* start Data provided *

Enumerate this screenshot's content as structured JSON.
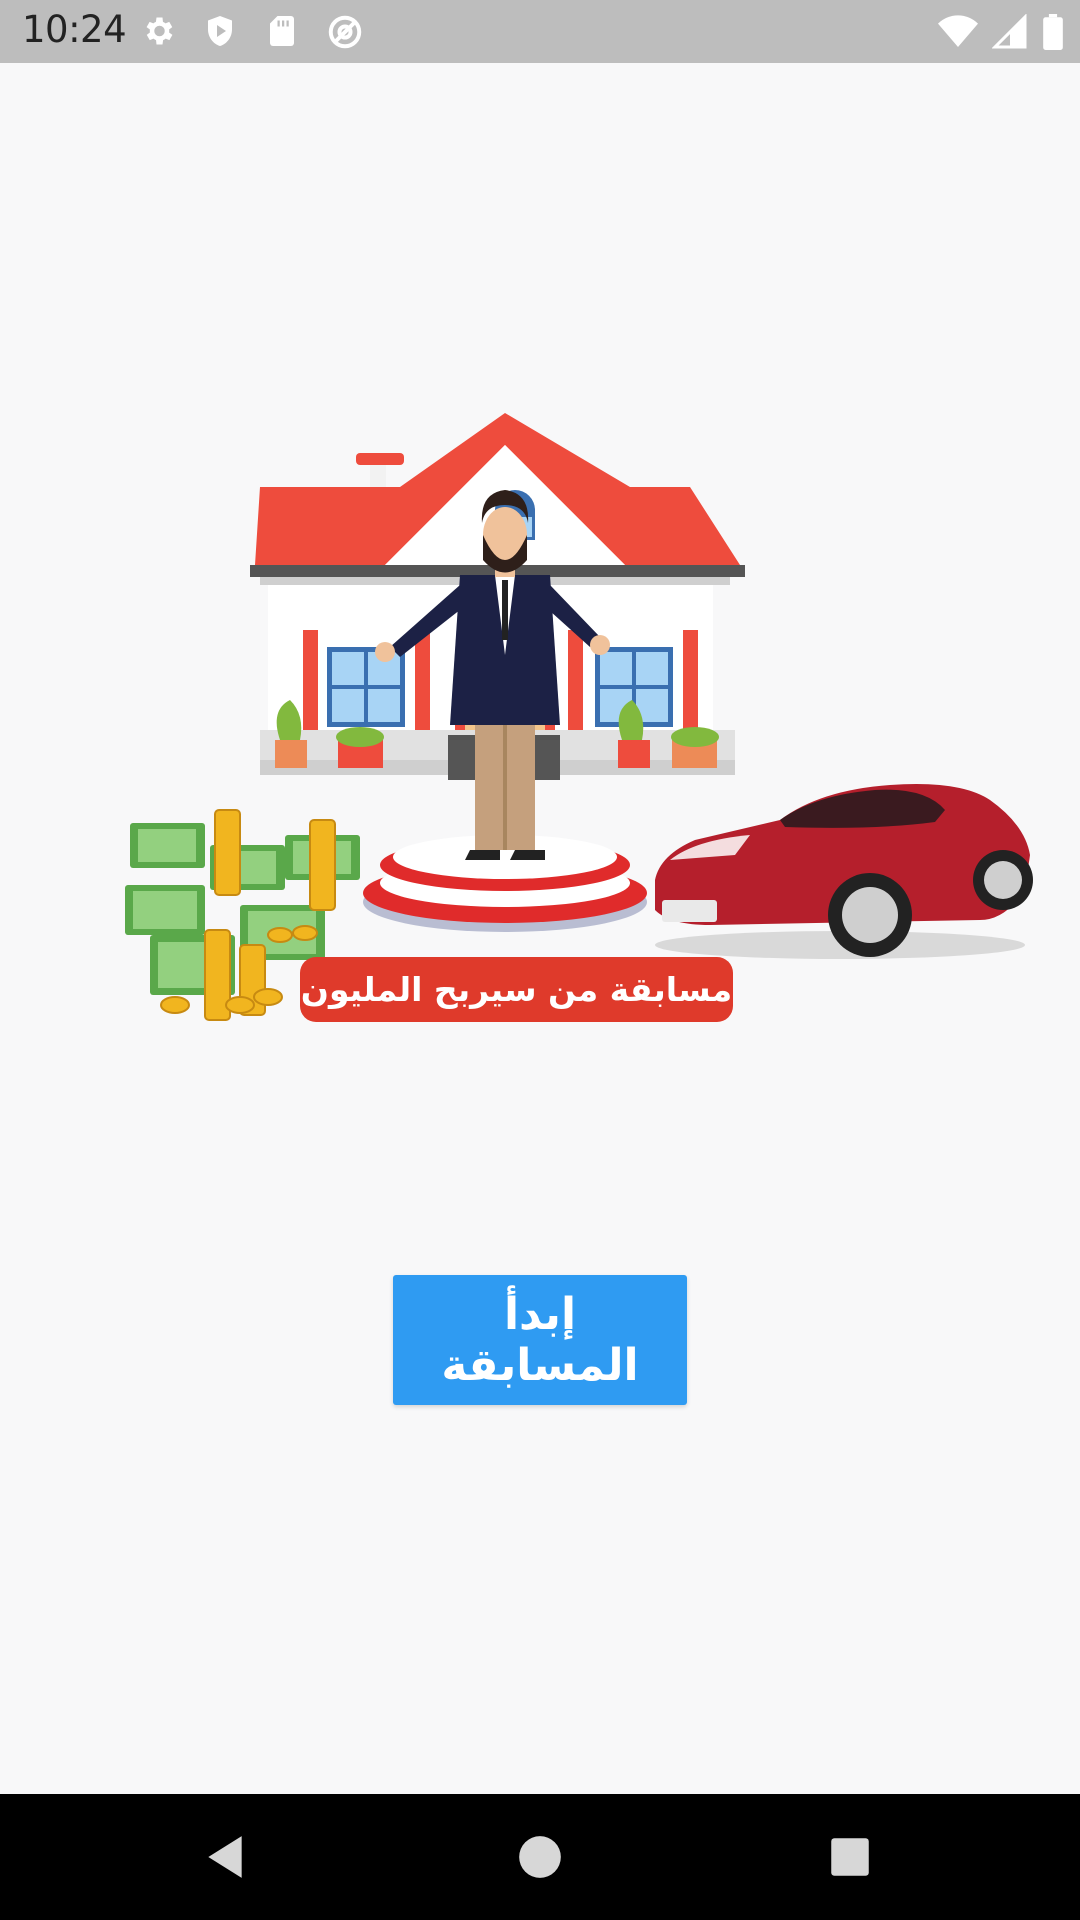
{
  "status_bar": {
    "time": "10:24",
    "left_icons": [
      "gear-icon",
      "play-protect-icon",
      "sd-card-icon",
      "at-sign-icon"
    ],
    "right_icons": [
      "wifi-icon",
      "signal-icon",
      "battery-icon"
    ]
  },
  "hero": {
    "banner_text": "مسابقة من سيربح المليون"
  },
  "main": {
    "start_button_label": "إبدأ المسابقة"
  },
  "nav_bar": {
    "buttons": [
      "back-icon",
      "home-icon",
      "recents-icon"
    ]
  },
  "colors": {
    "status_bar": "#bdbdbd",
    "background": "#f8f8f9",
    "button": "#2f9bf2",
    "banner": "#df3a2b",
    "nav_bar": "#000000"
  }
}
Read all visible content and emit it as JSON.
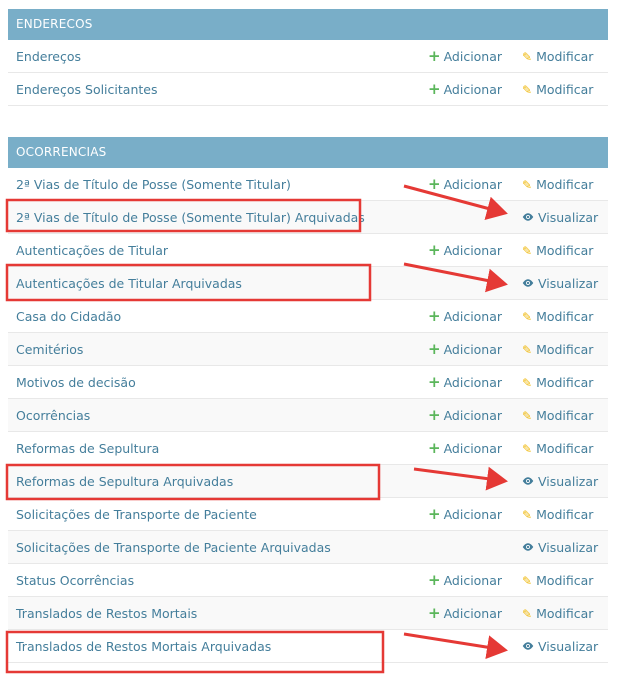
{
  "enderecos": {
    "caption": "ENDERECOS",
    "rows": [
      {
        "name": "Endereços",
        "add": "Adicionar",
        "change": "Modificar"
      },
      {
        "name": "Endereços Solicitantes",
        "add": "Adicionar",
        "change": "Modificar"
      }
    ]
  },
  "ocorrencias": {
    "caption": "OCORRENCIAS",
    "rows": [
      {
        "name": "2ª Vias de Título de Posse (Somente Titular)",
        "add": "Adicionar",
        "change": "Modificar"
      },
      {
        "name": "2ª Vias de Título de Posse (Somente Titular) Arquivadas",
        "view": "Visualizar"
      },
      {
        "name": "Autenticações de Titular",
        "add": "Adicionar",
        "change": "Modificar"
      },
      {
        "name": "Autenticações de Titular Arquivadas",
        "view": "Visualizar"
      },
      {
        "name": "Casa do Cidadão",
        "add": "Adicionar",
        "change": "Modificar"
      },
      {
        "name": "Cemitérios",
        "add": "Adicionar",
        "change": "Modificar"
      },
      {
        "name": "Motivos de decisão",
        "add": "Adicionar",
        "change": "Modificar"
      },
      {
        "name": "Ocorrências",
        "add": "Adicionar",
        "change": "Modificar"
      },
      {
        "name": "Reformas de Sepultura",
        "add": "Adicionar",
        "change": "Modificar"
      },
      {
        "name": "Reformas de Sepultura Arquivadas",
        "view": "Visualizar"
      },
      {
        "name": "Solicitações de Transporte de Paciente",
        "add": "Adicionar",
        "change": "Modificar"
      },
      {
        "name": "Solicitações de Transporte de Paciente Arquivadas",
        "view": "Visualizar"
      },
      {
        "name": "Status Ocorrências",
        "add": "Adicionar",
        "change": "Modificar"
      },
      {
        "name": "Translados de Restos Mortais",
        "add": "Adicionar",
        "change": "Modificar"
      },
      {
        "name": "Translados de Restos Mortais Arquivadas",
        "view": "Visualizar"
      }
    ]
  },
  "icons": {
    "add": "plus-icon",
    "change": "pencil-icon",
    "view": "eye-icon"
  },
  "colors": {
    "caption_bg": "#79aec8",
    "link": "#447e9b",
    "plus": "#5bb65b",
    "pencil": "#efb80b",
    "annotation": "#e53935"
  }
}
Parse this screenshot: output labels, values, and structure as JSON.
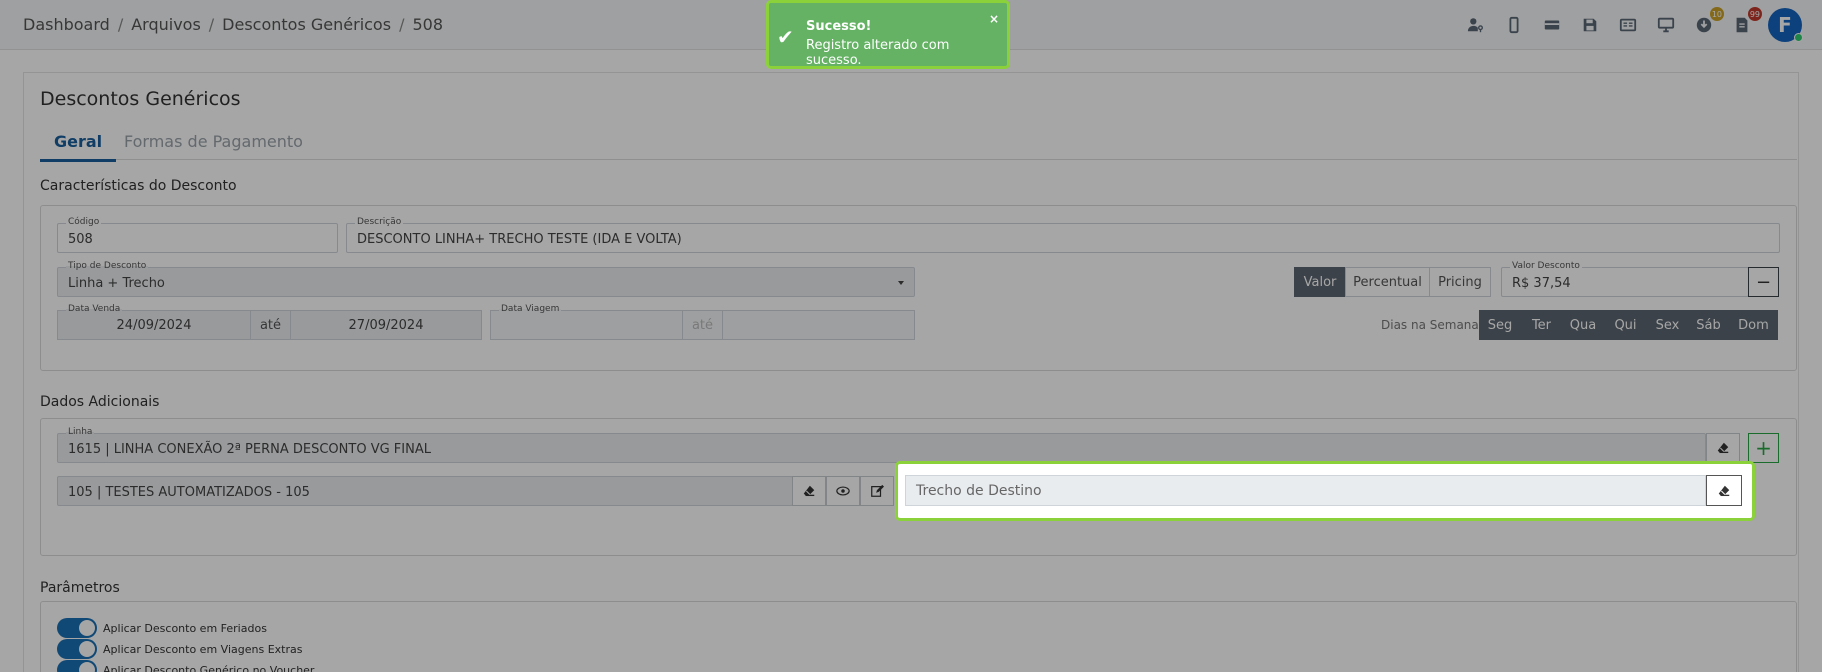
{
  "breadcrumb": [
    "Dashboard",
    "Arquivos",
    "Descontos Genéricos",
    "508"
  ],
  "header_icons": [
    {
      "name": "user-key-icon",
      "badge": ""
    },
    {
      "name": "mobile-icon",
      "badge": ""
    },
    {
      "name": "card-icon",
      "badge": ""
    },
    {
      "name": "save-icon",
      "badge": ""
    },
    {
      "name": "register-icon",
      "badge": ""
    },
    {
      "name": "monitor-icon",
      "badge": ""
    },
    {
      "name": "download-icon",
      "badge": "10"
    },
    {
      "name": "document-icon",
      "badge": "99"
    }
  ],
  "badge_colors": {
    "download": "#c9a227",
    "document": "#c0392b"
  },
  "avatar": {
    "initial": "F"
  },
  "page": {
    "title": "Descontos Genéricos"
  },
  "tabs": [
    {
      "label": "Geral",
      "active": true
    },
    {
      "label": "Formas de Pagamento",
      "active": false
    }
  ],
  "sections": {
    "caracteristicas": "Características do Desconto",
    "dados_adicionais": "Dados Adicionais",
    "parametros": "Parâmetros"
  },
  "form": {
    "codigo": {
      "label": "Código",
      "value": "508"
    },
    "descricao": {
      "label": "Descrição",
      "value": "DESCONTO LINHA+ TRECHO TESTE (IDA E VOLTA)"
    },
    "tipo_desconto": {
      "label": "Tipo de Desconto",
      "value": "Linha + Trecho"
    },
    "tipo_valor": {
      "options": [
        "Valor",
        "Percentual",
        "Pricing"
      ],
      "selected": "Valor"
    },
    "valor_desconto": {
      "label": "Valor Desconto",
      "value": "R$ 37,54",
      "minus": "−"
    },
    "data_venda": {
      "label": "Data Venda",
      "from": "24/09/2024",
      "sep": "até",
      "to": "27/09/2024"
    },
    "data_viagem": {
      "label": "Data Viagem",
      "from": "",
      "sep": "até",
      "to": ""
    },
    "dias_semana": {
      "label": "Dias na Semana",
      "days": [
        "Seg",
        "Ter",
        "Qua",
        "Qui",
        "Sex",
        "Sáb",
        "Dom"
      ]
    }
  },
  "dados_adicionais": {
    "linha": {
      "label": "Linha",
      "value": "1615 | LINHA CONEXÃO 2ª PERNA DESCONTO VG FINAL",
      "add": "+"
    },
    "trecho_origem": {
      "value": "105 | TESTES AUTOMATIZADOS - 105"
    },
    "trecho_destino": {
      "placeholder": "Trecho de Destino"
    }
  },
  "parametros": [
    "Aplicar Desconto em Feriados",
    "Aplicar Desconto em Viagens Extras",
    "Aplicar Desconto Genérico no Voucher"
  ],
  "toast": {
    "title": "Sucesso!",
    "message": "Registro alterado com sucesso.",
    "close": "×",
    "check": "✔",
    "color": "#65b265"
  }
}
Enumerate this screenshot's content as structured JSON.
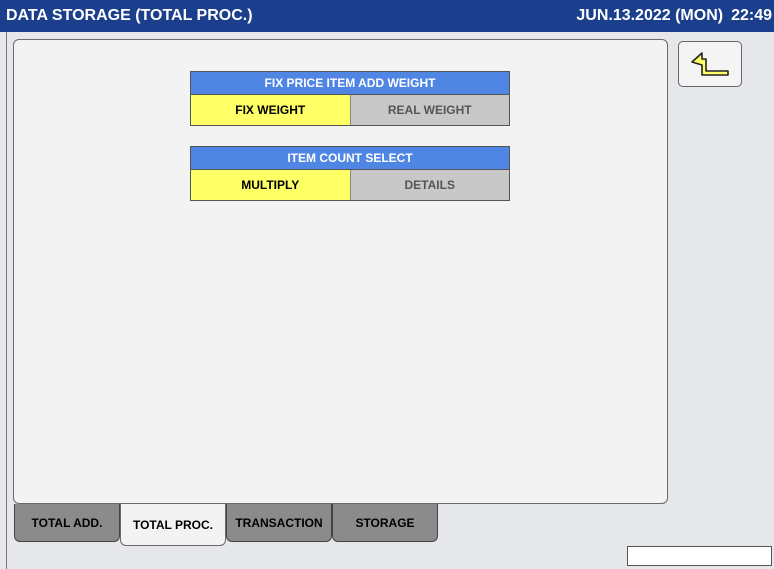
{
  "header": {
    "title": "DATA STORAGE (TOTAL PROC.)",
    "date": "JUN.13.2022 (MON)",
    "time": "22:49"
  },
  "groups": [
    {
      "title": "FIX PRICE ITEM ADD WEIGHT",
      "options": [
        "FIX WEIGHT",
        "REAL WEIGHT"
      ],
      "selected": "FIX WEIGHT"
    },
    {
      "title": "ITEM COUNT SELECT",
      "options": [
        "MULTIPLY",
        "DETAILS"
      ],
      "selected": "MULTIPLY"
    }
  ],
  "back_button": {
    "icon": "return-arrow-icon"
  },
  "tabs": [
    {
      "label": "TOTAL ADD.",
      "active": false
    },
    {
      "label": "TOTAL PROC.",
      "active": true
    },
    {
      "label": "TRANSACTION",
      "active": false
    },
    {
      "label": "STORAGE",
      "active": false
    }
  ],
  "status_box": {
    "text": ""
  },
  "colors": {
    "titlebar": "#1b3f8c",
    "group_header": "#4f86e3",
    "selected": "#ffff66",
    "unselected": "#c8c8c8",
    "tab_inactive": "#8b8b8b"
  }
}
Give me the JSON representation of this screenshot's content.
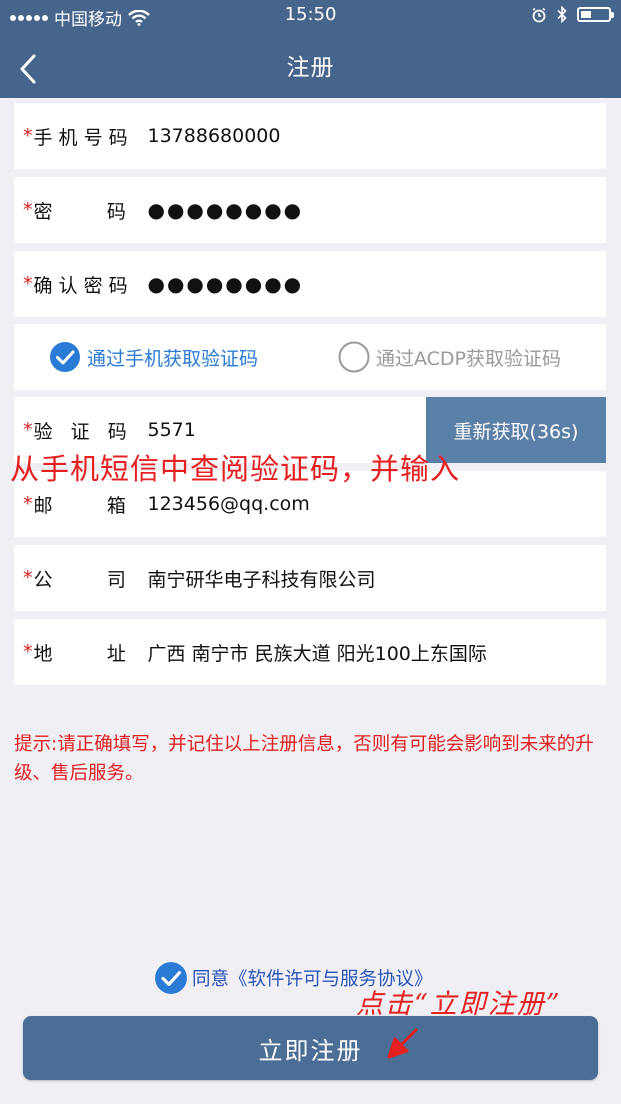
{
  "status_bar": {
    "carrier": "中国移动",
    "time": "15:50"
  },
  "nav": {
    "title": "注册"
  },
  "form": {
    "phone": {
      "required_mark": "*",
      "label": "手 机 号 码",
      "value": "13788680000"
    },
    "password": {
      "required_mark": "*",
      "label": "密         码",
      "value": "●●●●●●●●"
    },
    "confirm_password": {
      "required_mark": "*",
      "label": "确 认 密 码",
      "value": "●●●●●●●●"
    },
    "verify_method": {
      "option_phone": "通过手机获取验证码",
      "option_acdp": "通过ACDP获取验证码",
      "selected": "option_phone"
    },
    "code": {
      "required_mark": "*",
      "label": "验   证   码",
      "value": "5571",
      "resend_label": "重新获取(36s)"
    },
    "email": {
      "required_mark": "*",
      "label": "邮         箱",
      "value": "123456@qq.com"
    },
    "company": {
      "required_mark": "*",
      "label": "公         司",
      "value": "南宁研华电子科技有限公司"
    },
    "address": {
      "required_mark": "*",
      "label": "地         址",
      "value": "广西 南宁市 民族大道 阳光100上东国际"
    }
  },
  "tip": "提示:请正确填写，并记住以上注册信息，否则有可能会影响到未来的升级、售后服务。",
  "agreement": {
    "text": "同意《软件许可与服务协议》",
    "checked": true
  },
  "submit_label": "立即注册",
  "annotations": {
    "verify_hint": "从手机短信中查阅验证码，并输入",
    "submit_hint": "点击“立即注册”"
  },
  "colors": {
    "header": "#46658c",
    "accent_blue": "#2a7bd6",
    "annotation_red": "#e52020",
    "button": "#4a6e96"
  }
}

* end Data provided *

§ What to produce
Check each line of these records for the string "this" and state only how many lines have it.

§ The result
4